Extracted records
____

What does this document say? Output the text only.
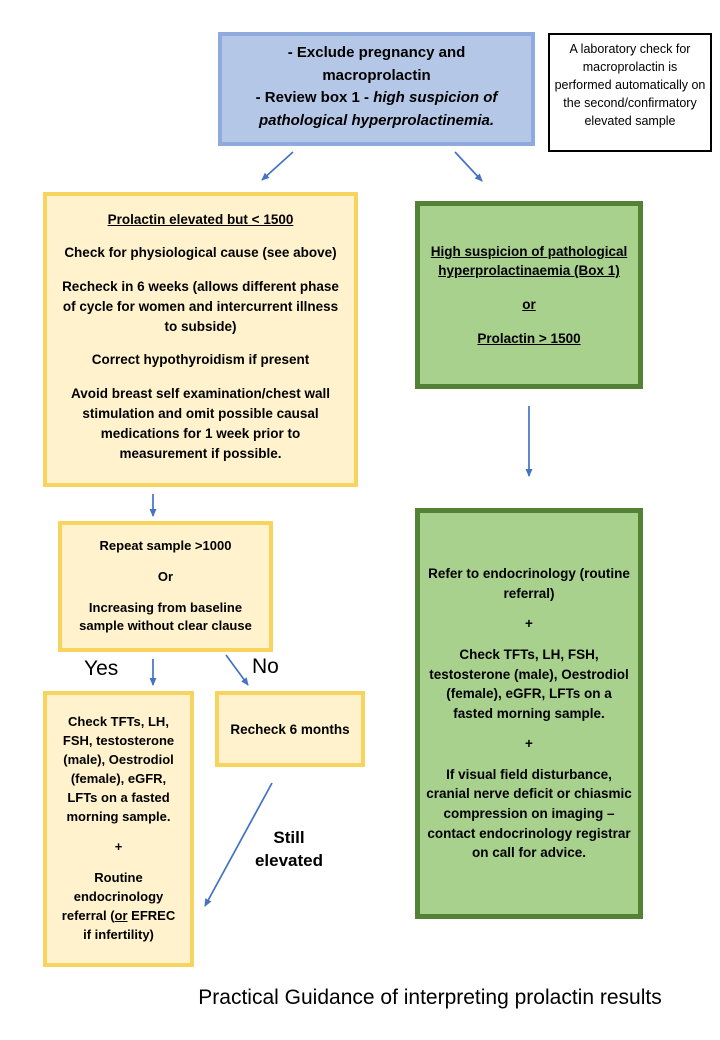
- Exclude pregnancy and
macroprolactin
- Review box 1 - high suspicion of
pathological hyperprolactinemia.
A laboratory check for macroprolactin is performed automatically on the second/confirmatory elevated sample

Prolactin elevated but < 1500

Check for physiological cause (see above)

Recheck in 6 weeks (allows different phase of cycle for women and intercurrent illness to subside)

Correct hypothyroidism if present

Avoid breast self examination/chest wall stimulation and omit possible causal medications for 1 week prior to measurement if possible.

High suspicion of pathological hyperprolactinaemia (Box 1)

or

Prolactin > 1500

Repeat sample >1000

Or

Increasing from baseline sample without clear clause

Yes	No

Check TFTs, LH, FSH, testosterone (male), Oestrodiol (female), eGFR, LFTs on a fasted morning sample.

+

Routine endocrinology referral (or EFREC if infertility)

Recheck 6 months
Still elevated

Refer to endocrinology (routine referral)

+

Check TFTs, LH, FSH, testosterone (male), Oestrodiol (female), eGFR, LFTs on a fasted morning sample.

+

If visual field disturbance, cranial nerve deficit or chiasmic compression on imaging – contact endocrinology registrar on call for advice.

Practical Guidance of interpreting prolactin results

____

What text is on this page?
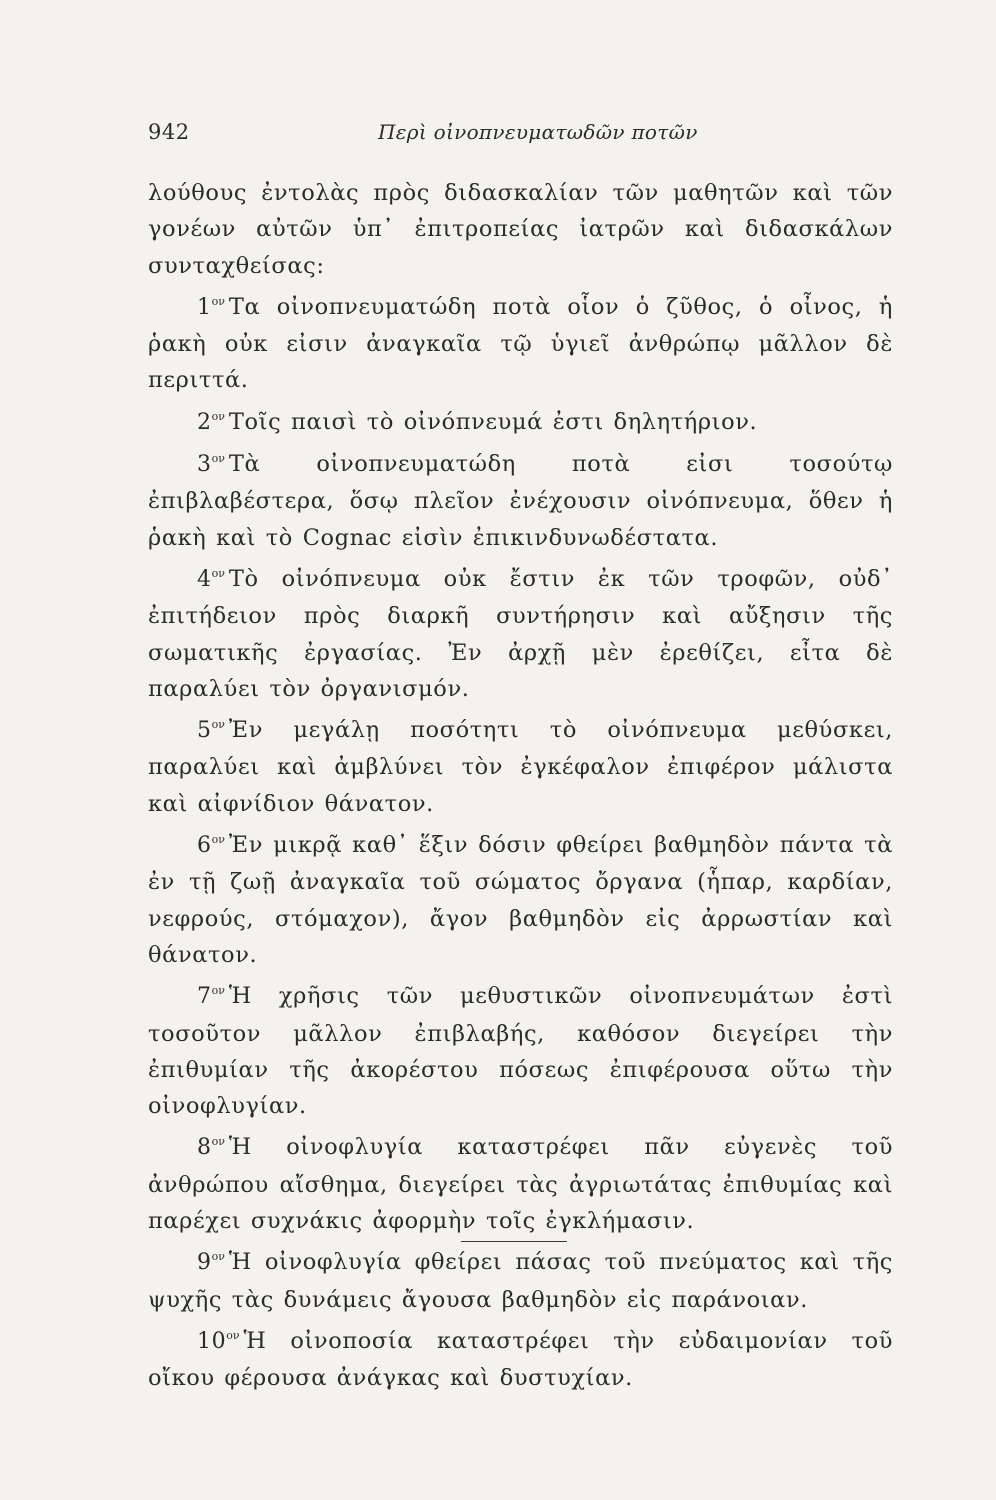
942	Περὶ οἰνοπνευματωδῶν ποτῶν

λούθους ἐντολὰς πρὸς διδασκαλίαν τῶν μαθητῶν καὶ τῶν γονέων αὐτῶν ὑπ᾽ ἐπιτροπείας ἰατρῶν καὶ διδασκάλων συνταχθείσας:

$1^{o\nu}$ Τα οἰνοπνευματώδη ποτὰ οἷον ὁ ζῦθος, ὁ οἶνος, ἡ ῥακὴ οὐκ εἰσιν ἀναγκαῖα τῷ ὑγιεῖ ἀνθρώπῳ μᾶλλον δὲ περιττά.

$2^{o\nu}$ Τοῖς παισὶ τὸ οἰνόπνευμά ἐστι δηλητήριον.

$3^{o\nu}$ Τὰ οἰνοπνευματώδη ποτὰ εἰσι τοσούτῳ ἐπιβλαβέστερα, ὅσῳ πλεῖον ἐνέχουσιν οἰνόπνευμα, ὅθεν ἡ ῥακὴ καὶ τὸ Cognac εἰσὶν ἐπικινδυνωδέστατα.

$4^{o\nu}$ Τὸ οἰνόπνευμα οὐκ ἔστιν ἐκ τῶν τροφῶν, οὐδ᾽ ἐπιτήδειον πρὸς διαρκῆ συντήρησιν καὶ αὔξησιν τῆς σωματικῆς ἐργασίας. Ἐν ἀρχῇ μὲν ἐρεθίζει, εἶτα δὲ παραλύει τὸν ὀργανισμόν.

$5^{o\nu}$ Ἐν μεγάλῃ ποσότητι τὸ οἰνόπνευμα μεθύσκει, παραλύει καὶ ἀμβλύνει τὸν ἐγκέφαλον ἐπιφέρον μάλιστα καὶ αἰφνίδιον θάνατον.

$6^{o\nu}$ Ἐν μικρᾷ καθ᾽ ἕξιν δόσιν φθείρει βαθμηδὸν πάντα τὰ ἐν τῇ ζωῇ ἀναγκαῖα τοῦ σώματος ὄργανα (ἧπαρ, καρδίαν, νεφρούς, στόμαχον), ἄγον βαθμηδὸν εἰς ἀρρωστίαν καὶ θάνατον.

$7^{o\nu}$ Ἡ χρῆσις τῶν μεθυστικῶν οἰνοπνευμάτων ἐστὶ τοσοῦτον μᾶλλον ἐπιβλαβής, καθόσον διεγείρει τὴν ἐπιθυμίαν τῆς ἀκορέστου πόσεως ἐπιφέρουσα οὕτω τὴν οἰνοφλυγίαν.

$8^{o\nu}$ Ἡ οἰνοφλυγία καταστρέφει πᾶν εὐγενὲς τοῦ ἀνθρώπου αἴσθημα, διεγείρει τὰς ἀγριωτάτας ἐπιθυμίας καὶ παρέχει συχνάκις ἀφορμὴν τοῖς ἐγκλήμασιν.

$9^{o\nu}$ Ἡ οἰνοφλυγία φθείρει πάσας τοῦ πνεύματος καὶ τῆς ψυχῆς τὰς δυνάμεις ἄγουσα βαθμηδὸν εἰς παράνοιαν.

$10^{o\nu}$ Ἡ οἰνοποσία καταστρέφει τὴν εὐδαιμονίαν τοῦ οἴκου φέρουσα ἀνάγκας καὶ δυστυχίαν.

____

→ **Short problem**
Pick each line holding the word "καταστρέφει" out of the listing.

→ **Written solution**
$8^{o\nu}$ Ἡ οἰνοφλυγία καταστρέφει πᾶν εὐγενὲς τοῦ ἀνθρώπου αἴσθημα, διεγείρει τὰς ἀγριωτάτας ἐπιθυμίας καὶ παρέχει συχνάκις ἀφορμὴν τοῖς ἐγκλήμασιν.
$10^{o\nu}$ Ἡ οἰνοποσία καταστρέφει τὴν εὐδαιμονίαν τοῦ οἴκου φέρουσα ἀνάγκας καὶ δυστυχίαν.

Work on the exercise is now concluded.